(Dataset rows)

=====

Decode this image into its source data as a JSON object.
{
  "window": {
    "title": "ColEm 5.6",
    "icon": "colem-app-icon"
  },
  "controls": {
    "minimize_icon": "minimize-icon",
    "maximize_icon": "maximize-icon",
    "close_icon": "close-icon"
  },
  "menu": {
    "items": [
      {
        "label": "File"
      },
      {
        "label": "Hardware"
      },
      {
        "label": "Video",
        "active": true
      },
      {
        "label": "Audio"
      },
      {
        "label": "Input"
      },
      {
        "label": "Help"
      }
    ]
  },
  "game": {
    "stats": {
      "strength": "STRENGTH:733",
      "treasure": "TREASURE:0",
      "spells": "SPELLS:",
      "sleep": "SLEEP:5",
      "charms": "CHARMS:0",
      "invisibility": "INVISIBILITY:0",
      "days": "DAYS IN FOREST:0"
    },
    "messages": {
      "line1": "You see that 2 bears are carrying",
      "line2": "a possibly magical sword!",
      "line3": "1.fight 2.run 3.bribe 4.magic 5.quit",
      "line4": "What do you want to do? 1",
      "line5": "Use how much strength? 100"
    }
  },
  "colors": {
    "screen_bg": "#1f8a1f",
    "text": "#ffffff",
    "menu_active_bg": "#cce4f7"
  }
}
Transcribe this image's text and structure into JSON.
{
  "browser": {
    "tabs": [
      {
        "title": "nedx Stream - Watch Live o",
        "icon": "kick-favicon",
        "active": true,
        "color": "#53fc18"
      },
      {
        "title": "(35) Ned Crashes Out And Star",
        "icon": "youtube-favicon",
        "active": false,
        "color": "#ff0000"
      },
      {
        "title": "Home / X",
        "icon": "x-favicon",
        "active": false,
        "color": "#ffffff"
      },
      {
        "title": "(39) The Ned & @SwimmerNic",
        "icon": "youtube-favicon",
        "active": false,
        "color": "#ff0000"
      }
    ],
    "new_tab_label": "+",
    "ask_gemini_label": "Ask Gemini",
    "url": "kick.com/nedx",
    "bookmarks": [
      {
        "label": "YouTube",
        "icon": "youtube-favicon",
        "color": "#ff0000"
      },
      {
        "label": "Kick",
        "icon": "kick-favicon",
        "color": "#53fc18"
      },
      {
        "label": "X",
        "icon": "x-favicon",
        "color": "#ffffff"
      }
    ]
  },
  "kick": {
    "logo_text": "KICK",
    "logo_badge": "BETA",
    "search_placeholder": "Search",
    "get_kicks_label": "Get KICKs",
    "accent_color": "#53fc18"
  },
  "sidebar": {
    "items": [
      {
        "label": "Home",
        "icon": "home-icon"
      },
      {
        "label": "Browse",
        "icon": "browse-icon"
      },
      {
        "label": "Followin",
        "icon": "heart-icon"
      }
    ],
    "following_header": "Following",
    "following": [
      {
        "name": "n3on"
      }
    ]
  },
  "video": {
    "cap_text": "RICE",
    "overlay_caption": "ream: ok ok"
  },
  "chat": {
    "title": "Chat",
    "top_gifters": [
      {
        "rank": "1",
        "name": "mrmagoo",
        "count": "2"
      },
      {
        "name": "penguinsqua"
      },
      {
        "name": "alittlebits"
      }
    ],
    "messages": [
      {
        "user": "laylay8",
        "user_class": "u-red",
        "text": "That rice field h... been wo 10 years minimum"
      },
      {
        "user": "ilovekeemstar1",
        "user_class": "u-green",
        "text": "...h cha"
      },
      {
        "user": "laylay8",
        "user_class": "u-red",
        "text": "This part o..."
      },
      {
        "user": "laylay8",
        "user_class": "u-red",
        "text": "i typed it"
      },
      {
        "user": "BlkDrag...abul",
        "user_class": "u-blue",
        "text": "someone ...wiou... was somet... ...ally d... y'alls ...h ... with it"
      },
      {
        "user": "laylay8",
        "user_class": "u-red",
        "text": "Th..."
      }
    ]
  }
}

=====

Prompt:
Return the material in full, exactly as shown.

Output for this exercise:
Decode this image into its source data as a JSON object.
{
  "window": {
    "title": "ColEm 5.6",
    "icon": "colem-app-icon"
  },
  "controls": {
    "minimize_icon": "minimize-icon",
    "maximize_icon": "maximize-icon",
    "close_icon": "close-icon"
  },
  "menu": {
    "items": [
      {
        "label": "File"
      },
      {
        "label": "Hardware"
      },
      {
        "label": "Video",
        "active": true
      },
      {
        "label": "Audio"
      },
      {
        "label": "Input"
      },
      {
        "label": "Help"
      }
    ]
  },
  "game": {
    "stats": {
      "strength": "STRENGTH:733",
      "treasure": "TREASURE:0",
      "spells": "SPELLS:",
      "sleep": "SLEEP:5",
      "charms": "CHARMS:0",
      "invisibility": "INVISIBILITY:0",
      "days": "DAYS IN FOREST:0"
    },
    "messages": {
      "line1": "You see that 2 bears are carrying",
      "line2": "a possibly magical sword!",
      "line3": "1.fight 2.run 3.bribe 4.magic 5.quit",
      "line4": "What do you want to do? 1",
      "line5": "Use how much strength? 100"
    }
  },
  "colors": {
    "screen_bg": "#1f8a1f",
    "text": "#ffffff",
    "menu_active_bg": "#cce4f7"
  }
}
Transcribe this image's text and structure into JSON.
{
  "browser": {
    "tabs": [
      {
        "title": "nedx Stream - Watch Live o",
        "icon": "kick-favicon",
        "active": true,
        "color": "#53fc18"
      },
      {
        "title": "(35) Ned Crashes Out And Star",
        "icon": "youtube-favicon",
        "active": false,
        "color": "#ff0000"
      },
      {
        "title": "Home / X",
        "icon": "x-favicon",
        "active": false,
        "color": "#ffffff"
      },
      {
        "title": "(39) The Ned & @SwimmerNic",
        "icon": "youtube-favicon",
        "active": false,
        "color": "#ff0000"
      }
    ],
    "new_tab_label": "+",
    "ask_gemini_label": "Ask Gemini",
    "url": "kick.com/nedx",
    "bookmarks": [
      {
        "label": "YouTube",
        "icon": "youtube-favicon",
        "color": "#ff0000"
      },
      {
        "label": "Kick",
        "icon": "kick-favicon",
        "color": "#53fc18"
      },
      {
        "label": "X",
        "icon": "x-favicon",
        "color": "#ffffff"
      }
    ]
  },
  "kick": {
    "logo_text": "KICK",
    "logo_badge": "BETA",
    "search_placeholder": "Search",
    "get_kicks_label": "Get KICKs",
    "accent_color": "#53fc18"
  },
  "sidebar": {
    "items": [
      {
        "label": "Home",
        "icon": "home-icon"
      },
      {
        "label": "Browse",
        "icon": "browse-icon"
      },
      {
        "label": "Followin",
        "icon": "heart-icon"
      }
    ],
    "following_header": "Following",
    "following": [
      {
        "name": "n3on"
      }
    ]
  },
  "video": {
    "cap_text": "RICE",
    "overlay_caption": "ream: ok ok"
  },
  "chat": {
    "title": "Chat",
    "top_gifters": [
      {
        "rank": "1",
        "name": "mrmagoo",
        "count": "2"
      },
      {
        "name": "penguinsqua"
      },
      {
        "name": "alittlebits"
      }
    ],
    "messages": [
      {
        "user": "laylay8",
        "user_class": "u-red",
        "text": "That rice field h... been wo 10 years minimum"
      },
      {
        "user": "ilovekeemstar1",
        "user_class": "u-green",
        "text": "...h cha"
      },
      {
        "user": "laylay8",
        "user_class": "u-red",
        "text": "This part o..."
      },
      {
        "user": "laylay8",
        "user_class": "u-red",
        "text": "i typed it"
      },
      {
        "user": "BlkDrag...abul",
        "user_class": "u-blue",
        "text": "someone ...wiou... was somet... ...ally d... y'alls ...h ... with it"
      },
      {
        "user": "laylay8",
        "user_class": "u-red",
        "text": "Th..."
      }
    ]
  }
}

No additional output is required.